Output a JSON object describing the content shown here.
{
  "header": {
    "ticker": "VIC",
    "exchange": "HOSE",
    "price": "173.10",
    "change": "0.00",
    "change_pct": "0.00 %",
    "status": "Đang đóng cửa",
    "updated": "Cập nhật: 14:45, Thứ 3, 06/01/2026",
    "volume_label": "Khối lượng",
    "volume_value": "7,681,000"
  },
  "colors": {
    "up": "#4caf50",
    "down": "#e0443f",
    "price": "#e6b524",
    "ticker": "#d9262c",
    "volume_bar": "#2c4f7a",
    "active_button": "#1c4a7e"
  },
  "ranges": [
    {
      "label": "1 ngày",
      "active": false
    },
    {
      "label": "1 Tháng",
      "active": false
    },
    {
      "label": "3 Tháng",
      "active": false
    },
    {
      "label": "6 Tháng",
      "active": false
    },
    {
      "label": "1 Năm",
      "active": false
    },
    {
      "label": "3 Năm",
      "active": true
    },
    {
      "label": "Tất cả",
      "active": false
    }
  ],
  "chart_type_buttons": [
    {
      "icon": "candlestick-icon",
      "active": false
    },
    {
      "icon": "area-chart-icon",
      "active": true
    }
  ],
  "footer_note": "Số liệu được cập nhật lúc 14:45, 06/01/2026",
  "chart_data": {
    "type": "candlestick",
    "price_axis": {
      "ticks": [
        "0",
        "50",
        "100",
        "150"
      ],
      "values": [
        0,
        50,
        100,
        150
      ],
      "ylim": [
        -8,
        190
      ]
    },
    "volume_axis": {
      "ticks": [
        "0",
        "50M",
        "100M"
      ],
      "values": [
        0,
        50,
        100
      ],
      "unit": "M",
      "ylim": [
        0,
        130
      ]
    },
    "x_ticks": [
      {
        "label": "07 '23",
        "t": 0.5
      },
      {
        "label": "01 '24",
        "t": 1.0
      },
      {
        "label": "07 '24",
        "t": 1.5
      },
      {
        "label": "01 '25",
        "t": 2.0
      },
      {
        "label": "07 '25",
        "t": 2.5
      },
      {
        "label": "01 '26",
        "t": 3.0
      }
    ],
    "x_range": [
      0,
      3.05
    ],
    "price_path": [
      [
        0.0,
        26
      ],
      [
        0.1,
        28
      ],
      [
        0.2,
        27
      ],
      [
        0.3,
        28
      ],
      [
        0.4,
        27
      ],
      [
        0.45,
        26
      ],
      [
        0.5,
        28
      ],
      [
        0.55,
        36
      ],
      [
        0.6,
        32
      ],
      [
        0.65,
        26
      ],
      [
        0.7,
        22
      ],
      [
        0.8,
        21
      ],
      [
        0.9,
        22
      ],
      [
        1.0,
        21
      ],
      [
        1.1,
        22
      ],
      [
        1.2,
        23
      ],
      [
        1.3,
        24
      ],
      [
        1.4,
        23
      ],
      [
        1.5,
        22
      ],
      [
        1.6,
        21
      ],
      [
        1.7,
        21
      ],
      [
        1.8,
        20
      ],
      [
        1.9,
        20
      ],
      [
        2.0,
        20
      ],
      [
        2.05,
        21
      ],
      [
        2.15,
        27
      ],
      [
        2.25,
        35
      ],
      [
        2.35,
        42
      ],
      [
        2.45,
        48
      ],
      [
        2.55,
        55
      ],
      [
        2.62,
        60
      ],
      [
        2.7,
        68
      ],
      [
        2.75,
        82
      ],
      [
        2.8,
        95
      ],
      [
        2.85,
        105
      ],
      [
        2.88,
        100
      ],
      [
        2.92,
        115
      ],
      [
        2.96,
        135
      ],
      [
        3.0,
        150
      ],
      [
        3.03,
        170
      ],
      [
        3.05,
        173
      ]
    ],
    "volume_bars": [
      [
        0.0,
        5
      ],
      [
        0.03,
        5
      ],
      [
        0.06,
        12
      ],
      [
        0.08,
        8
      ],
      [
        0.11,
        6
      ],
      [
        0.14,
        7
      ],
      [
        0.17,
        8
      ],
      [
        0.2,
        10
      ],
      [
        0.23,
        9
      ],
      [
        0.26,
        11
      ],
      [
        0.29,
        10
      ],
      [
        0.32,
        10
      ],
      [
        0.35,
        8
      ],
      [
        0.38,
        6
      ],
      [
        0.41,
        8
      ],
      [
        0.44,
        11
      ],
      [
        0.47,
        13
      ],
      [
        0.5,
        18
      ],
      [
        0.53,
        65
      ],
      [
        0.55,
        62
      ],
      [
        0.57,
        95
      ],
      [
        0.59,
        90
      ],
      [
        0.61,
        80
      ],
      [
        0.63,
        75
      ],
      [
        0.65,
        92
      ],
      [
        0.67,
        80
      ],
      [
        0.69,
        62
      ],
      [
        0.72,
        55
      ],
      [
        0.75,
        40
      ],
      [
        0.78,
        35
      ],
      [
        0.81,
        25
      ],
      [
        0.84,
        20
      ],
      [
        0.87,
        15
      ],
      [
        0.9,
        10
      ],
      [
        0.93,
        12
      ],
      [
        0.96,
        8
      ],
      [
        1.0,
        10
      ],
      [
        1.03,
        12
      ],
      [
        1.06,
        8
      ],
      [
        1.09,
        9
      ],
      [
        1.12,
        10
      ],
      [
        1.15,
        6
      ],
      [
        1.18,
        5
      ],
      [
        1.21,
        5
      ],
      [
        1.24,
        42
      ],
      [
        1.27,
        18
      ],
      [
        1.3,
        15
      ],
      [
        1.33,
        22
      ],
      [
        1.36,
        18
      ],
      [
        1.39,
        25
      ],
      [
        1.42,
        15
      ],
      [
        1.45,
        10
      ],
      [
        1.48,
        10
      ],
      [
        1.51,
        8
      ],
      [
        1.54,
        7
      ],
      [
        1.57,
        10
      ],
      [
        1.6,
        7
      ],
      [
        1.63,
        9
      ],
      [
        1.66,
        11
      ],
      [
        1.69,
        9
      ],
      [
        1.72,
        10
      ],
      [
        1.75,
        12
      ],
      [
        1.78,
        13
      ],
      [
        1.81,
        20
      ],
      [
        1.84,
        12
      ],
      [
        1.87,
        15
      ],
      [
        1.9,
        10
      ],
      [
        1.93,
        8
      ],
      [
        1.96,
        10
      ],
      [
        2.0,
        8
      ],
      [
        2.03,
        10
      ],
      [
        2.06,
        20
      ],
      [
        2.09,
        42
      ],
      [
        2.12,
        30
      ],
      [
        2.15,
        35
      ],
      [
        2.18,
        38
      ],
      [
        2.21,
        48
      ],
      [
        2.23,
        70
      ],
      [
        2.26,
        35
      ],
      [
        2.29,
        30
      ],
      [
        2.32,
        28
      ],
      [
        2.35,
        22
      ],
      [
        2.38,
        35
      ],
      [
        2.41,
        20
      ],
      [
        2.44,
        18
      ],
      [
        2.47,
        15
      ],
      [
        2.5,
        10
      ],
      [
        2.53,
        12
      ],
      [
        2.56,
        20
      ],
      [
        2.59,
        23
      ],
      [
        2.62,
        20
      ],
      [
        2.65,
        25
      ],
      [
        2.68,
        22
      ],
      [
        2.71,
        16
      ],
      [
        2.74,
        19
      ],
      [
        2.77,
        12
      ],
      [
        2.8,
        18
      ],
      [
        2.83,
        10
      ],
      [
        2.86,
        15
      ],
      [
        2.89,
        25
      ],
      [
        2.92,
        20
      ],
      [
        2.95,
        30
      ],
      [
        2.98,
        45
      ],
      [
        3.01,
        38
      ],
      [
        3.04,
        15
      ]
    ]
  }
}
****************
Extract from the material all lines containing the string "icon".

[EXPECTED ANSWER]
      "icon": "candlestick-icon",
      "icon": "area-chart-icon",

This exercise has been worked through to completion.